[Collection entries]
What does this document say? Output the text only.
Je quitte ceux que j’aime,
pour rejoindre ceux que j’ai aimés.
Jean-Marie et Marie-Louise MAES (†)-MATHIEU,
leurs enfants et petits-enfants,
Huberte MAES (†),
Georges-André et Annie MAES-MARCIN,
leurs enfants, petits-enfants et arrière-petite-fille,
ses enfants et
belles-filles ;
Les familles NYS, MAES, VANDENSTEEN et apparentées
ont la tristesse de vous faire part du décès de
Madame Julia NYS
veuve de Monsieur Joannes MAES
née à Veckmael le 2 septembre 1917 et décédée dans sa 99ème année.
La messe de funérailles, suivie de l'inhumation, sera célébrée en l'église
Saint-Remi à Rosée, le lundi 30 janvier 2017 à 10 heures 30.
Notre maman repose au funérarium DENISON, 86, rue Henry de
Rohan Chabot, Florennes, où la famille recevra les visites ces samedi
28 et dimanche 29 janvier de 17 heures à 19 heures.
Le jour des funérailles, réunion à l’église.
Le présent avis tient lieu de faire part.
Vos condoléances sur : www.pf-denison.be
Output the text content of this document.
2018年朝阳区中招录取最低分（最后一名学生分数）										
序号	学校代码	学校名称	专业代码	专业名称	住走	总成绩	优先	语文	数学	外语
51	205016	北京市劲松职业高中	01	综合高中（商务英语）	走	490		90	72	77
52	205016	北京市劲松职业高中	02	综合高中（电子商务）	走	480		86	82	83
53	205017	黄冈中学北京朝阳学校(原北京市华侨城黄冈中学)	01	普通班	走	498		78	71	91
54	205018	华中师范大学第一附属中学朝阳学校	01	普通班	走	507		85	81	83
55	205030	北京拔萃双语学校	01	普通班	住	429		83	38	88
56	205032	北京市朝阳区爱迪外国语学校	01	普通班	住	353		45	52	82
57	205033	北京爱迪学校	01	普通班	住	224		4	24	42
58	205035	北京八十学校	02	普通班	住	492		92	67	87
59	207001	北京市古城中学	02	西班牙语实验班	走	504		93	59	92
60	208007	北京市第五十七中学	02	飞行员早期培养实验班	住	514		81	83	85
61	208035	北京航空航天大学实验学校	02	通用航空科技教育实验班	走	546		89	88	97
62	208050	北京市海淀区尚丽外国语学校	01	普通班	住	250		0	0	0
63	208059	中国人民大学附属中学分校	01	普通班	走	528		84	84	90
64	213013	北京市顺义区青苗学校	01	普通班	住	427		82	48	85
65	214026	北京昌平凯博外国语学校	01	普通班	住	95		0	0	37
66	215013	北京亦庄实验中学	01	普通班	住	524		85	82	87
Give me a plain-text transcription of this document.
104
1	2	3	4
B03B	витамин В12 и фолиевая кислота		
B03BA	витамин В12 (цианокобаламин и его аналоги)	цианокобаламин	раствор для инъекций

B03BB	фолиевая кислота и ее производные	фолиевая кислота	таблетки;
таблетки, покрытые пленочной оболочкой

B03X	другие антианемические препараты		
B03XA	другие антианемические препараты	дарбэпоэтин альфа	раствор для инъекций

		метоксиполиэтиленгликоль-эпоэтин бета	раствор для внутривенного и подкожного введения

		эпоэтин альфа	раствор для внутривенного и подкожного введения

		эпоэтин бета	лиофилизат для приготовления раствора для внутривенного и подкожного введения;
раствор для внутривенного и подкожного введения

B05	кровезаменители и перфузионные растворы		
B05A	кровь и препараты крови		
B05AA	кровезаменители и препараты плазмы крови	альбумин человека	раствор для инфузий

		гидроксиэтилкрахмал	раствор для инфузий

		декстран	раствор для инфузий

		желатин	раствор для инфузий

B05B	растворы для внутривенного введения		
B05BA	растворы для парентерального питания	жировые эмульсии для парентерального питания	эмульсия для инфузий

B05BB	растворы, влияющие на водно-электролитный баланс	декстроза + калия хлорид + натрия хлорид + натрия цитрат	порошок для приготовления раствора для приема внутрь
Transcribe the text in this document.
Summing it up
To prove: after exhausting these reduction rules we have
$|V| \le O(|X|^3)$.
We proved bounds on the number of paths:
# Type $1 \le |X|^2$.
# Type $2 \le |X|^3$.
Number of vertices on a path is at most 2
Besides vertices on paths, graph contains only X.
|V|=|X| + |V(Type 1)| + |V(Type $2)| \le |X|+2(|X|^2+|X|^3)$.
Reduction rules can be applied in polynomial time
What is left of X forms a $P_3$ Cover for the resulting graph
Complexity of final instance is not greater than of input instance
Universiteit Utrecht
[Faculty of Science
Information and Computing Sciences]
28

BRIEF: Repeat the entries exactly, all of them.

OUTPUT OF THE EXERCISE:
What does this document say? Output the text only.
Je quitte ceux que j’aime,
pour rejoindre ceux que j’ai aimés.
Jean-Marie et Marie-Louise MAES (†)-MATHIEU,
leurs enfants et petits-enfants,
Huberte MAES (†),
Georges-André et Annie MAES-MARCIN,
leurs enfants, petits-enfants et arrière-petite-fille,
ses enfants et
belles-filles ;
Les familles NYS, MAES, VANDENSTEEN et apparentées
ont la tristesse de vous faire part du décès de
Madame Julia NYS
veuve de Monsieur Joannes MAES
née à Veckmael le 2 septembre 1917 et décédée dans sa 99ème année.
La messe de funérailles, suivie de l'inhumation, sera célébrée en l'église
Saint-Remi à Rosée, le lundi 30 janvier 2017 à 10 heures 30.
Notre maman repose au funérarium DENISON, 86, rue Henry de
Rohan Chabot, Florennes, où la famille recevra les visites ces samedi
28 et dimanche 29 janvier de 17 heures à 19 heures.
Le jour des funérailles, réunion à l’église.
Le présent avis tient lieu de faire part.
Vos condoléances sur : www.pf-denison.be
Output the text content of this document.
2018年朝阳区中招录取最低分（最后一名学生分数）										
序号	学校代码	学校名称	专业代码	专业名称	住走	总成绩	优先	语文	数学	外语
51	205016	北京市劲松职业高中	01	综合高中（商务英语）	走	490		90	72	77
52	205016	北京市劲松职业高中	02	综合高中（电子商务）	走	480		86	82	83
53	205017	黄冈中学北京朝阳学校(原北京市华侨城黄冈中学)	01	普通班	走	498		78	71	91
54	205018	华中师范大学第一附属中学朝阳学校	01	普通班	走	507		85	81	83
55	205030	北京拔萃双语学校	01	普通班	住	429		83	38	88
56	205032	北京市朝阳区爱迪外国语学校	01	普通班	住	353		45	52	82
57	205033	北京爱迪学校	01	普通班	住	224		4	24	42
58	205035	北京八十学校	02	普通班	住	492		92	67	87
59	207001	北京市古城中学	02	西班牙语实验班	走	504		93	59	92
60	208007	北京市第五十七中学	02	飞行员早期培养实验班	住	514		81	83	85
61	208035	北京航空航天大学实验学校	02	通用航空科技教育实验班	走	546		89	88	97
62	208050	北京市海淀区尚丽外国语学校	01	普通班	住	250		0	0	0
63	208059	中国人民大学附属中学分校	01	普通班	走	528		84	84	90
64	213013	北京市顺义区青苗学校	01	普通班	住	427		82	48	85
65	214026	北京昌平凯博外国语学校	01	普通班	住	95		0	0	37
66	215013	北京亦庄实验中学	01	普通班	住	524		85	82	87
Give me a plain-text transcription of this document.
104
1	2	3	4
B03B	витамин В12 и фолиевая кислота		
B03BA	витамин В12 (цианокобаламин и его аналоги)	цианокобаламин	раствор для инъекций

B03BB	фолиевая кислота и ее производные	фолиевая кислота	таблетки;
таблетки, покрытые пленочной оболочкой

B03X	другие антианемические препараты		
B03XA	другие антианемические препараты	дарбэпоэтин альфа	раствор для инъекций

		метоксиполиэтиленгликоль-эпоэтин бета	раствор для внутривенного и подкожного введения

		эпоэтин альфа	раствор для внутривенного и подкожного введения

		эпоэтин бета	лиофилизат для приготовления раствора для внутривенного и подкожного введения;
раствор для внутривенного и подкожного введения

B05	кровезаменители и перфузионные растворы		
B05A	кровь и препараты крови		
B05AA	кровезаменители и препараты плазмы крови	альбумин человека	раствор для инфузий

		гидроксиэтилкрахмал	раствор для инфузий

		декстран	раствор для инфузий

		желатин	раствор для инфузий

B05B	растворы для внутривенного введения		
B05BA	растворы для парентерального питания	жировые эмульсии для парентерального питания	эмульсия для инфузий

B05BB	растворы, влияющие на водно-электролитный баланс	декстроза + калия хлорид + натрия хлорид + натрия цитрат	порошок для приготовления раствора для приема внутрь
Transcribe the text in this document.
Summing it up
To prove: after exhausting these reduction rules we have
$|V| \le O(|X|^3)$.
We proved bounds on the number of paths:
# Type $1 \le |X|^2$.
# Type $2 \le |X|^3$.
Number of vertices on a path is at most 2
Besides vertices on paths, graph contains only X.
|V|=|X| + |V(Type 1)| + |V(Type $2)| \le |X|+2(|X|^2+|X|^3)$.
Reduction rules can be applied in polynomial time
What is left of X forms a $P_3$ Cover for the resulting graph
Complexity of final instance is not greater than of input instance
Universiteit Utrecht
[Faculty of Science
Information and Computing Sciences]
28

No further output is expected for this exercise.